Extracted records
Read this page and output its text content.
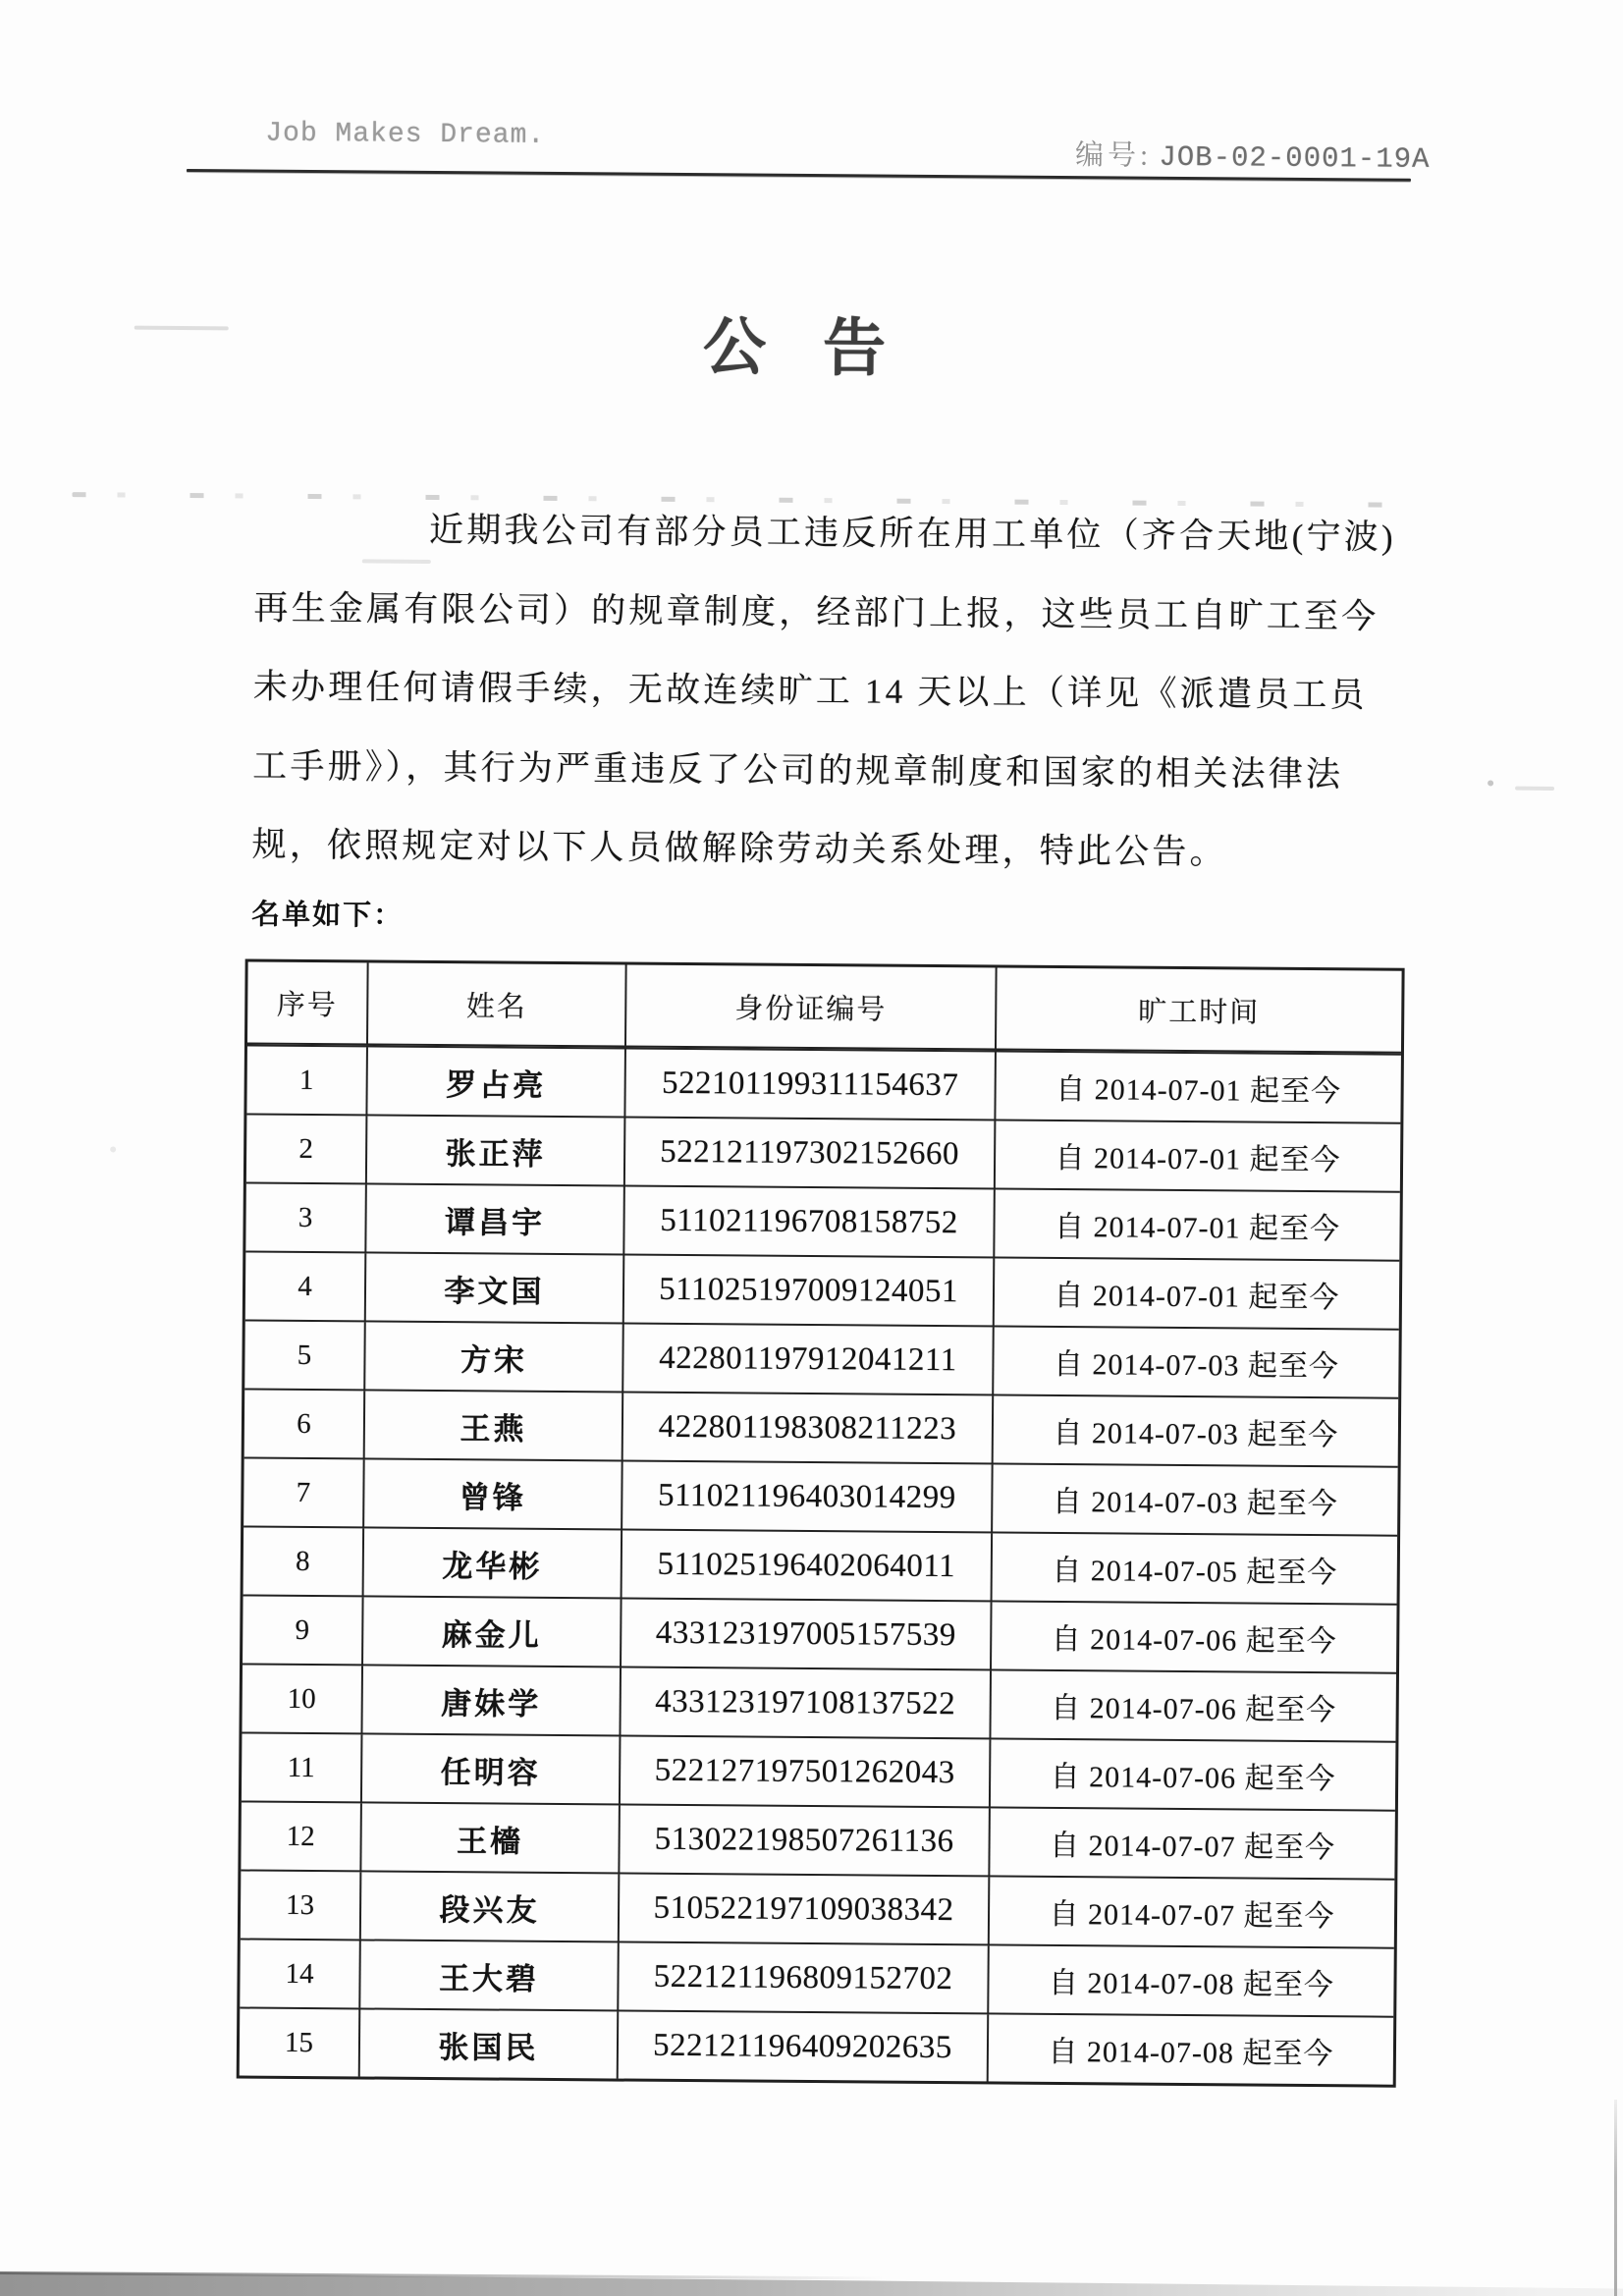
Job Makes Dream.
编号: JOB-02-0001-19A
公 告
近期我公司有部分员工违反所在用工单位（齐合天地(宁波)
再生金属有限公司）的规章制度，经部门上报，这些员工自旷工至今
未办理任何请假手续，无故连续旷工 14 天以上（详见《派遣员工员
工手册》），其行为严重违反了公司的规章制度和国家的相关法律法
规，依照规定对以下人员做解除劳动关系处理，特此公告。
名单如下：
序号	姓名	身份证编号	旷工时间
1	罗占亮	522101199311154637	自 2014-07-01 起至今
2	张正萍	522121197302152660	自 2014-07-01 起至今
3	谭昌宇	511021196708158752	自 2014-07-01 起至今
4	李文国	511025197009124051	自 2014-07-01 起至今
5	方宋	422801197912041211	自 2014-07-03 起至今
6	王燕	422801198308211223	自 2014-07-03 起至今
7	曾锋	511021196403014299	自 2014-07-03 起至今
8	龙华彬	511025196402064011	自 2014-07-05 起至今
9	麻金儿	433123197005157539	自 2014-07-06 起至今
10	唐妹学	433123197108137522	自 2014-07-06 起至今
11	任明容	522127197501262043	自 2014-07-06 起至今
12	王檣	513022198507261136	自 2014-07-07 起至今
13	段兴友	510522197109038342	自 2014-07-07 起至今
14	王大碧	522121196809152702	自 2014-07-08 起至今
15	张国民	522121196409202635	自 2014-07-08 起至今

§ **The task**
Transcribe all the records above word for word, without their images.

§ **Worked solution**
Read this page and output its text content.
Job Makes Dream.
编号: JOB-02-0001-19A
公 告
近期我公司有部分员工违反所在用工单位（齐合天地(宁波)
再生金属有限公司）的规章制度，经部门上报，这些员工自旷工至今
未办理任何请假手续，无故连续旷工 14 天以上（详见《派遣员工员
工手册》），其行为严重违反了公司的规章制度和国家的相关法律法
规，依照规定对以下人员做解除劳动关系处理，特此公告。
名单如下：
序号	姓名	身份证编号	旷工时间
1	罗占亮	522101199311154637	自 2014-07-01 起至今
2	张正萍	522121197302152660	自 2014-07-01 起至今
3	谭昌宇	511021196708158752	自 2014-07-01 起至今
4	李文国	511025197009124051	自 2014-07-01 起至今
5	方宋	422801197912041211	自 2014-07-03 起至今
6	王燕	422801198308211223	自 2014-07-03 起至今
7	曾锋	511021196403014299	自 2014-07-03 起至今
8	龙华彬	511025196402064011	自 2014-07-05 起至今
9	麻金儿	433123197005157539	自 2014-07-06 起至今
10	唐妹学	433123197108137522	自 2014-07-06 起至今
11	任明容	522127197501262043	自 2014-07-06 起至今
12	王檣	513022198507261136	自 2014-07-07 起至今
13	段兴友	510522197109038342	自 2014-07-07 起至今
14	王大碧	522121196809152702	自 2014-07-08 起至今
15	张国民	522121196409202635	自 2014-07-08 起至今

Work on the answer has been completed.